Material shown ::
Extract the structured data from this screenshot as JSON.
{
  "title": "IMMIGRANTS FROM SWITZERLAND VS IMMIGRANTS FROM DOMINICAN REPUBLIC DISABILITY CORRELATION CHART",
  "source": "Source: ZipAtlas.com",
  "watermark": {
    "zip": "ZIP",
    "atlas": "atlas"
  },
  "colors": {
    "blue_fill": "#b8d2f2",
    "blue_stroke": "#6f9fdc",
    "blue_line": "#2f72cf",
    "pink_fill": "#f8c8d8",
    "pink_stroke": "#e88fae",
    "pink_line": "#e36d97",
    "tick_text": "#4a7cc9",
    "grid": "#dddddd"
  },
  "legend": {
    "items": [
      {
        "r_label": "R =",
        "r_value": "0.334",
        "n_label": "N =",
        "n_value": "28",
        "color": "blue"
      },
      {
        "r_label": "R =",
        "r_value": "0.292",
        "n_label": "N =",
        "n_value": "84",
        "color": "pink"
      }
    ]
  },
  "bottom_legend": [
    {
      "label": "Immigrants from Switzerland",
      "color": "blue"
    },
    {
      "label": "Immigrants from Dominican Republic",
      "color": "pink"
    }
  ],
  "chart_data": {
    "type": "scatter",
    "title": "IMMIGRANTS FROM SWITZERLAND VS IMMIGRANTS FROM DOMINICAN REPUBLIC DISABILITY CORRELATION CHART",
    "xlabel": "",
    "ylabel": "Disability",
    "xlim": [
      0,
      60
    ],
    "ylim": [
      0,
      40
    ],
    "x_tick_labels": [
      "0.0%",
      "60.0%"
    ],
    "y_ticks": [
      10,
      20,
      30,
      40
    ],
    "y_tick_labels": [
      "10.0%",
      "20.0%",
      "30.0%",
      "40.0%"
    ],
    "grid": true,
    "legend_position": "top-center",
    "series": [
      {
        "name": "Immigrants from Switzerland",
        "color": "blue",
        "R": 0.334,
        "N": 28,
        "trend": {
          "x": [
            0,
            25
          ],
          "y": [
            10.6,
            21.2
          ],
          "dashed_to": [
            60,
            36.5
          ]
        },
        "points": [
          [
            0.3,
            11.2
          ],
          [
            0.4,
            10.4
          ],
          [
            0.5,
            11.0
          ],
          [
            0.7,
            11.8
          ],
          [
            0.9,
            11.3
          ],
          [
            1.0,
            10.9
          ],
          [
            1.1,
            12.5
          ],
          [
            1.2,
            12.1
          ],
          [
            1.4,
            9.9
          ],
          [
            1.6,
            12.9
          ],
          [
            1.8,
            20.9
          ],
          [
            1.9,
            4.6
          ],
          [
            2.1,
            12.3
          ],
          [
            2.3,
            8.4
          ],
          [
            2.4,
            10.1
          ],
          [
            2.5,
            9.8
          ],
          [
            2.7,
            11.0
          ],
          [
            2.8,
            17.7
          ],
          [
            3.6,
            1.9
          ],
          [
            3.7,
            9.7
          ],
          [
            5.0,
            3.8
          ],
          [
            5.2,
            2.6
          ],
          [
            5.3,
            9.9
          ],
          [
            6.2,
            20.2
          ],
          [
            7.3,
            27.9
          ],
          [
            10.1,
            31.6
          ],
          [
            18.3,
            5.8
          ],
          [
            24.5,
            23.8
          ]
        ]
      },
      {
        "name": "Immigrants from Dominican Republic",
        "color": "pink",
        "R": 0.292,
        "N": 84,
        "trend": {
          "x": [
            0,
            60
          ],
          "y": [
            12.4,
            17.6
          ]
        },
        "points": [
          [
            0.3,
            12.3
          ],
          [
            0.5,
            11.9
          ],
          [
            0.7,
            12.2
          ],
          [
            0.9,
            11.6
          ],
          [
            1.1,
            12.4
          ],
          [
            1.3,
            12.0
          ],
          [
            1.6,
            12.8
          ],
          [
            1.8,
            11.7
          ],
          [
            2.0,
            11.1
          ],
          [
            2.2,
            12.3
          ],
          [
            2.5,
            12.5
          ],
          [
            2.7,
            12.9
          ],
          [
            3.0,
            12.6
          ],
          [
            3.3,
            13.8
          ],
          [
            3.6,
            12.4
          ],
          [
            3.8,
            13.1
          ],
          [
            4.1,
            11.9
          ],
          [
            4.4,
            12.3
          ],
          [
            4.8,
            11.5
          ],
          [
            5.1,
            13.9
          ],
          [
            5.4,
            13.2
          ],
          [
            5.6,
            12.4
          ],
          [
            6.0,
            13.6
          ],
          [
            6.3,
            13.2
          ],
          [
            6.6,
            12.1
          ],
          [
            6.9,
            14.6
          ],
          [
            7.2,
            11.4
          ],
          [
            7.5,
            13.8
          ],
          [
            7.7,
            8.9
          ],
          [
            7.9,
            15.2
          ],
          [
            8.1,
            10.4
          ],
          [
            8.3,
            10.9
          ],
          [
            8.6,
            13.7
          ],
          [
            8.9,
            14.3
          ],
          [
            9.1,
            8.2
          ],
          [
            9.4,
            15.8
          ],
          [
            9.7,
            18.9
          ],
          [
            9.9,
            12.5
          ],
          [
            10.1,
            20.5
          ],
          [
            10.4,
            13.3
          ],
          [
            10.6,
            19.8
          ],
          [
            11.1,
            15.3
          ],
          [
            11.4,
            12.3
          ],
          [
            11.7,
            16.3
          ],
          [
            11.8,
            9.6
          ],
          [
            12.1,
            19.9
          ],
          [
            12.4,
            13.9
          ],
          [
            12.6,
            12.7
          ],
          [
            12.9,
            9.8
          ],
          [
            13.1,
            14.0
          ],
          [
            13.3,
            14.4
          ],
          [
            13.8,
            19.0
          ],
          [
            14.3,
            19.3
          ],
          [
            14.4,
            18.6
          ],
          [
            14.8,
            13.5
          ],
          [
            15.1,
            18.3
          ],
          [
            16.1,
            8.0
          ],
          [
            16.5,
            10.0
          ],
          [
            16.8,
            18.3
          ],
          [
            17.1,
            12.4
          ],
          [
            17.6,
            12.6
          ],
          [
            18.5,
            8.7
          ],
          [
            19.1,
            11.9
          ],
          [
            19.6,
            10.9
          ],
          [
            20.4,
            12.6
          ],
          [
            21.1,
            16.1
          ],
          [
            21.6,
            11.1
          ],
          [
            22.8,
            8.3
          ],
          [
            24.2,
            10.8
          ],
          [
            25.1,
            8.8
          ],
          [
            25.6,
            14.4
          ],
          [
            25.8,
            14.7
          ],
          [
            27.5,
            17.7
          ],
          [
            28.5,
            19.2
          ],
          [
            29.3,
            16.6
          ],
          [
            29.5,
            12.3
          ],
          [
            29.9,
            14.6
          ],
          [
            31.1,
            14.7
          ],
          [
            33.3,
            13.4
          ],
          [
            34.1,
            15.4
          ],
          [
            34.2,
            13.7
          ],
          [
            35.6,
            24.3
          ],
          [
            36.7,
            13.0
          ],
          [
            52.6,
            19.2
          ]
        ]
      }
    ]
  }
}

Job :: Give the number of lines above in which the word "name" occurs, with nothing else.

Response to this task :: 2